• [DATASET CONTENT]

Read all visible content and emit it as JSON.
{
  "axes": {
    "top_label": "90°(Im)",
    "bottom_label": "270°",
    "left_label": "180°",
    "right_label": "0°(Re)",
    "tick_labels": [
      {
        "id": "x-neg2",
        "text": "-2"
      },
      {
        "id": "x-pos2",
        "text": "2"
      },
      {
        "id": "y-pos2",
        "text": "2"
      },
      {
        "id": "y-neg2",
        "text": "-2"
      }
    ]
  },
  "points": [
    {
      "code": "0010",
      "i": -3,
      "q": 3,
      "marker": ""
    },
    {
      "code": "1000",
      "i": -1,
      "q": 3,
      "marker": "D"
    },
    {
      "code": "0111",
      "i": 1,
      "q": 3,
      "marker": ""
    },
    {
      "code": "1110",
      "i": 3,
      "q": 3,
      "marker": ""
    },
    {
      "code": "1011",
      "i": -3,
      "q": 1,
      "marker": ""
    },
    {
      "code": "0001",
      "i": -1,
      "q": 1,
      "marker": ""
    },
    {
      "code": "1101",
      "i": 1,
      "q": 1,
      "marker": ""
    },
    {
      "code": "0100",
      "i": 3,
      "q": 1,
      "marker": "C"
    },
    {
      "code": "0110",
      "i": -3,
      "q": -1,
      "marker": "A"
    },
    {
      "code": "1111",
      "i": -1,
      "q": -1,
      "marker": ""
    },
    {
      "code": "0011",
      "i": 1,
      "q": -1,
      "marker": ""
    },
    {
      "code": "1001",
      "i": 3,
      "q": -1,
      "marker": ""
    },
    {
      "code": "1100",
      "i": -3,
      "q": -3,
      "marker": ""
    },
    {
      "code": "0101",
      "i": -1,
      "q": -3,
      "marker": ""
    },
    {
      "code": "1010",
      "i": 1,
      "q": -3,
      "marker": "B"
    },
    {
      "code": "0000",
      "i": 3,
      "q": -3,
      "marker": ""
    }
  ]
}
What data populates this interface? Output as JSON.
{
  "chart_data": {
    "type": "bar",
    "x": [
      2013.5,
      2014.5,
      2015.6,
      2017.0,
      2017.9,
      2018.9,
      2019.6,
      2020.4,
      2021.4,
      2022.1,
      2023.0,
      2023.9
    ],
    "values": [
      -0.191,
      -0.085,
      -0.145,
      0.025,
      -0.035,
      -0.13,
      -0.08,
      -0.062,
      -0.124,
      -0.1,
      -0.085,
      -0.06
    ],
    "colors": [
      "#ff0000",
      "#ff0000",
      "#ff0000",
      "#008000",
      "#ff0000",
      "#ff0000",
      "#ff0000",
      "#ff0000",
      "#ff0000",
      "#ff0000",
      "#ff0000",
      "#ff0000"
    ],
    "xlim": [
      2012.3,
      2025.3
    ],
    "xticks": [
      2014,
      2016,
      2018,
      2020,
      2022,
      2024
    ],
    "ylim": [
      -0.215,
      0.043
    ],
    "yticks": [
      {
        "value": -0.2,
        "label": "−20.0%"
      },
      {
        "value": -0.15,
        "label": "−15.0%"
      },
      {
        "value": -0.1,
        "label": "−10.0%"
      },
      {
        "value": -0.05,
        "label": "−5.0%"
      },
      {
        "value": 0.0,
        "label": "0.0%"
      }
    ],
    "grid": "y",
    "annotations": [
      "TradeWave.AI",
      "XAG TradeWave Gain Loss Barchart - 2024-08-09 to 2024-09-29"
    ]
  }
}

• [WHAT THE TASK REQUIRES] Lines in the records that hold the word "TradeWave" are to be counted; give only the total.

• [RESPONSE TO THIS TASK] 2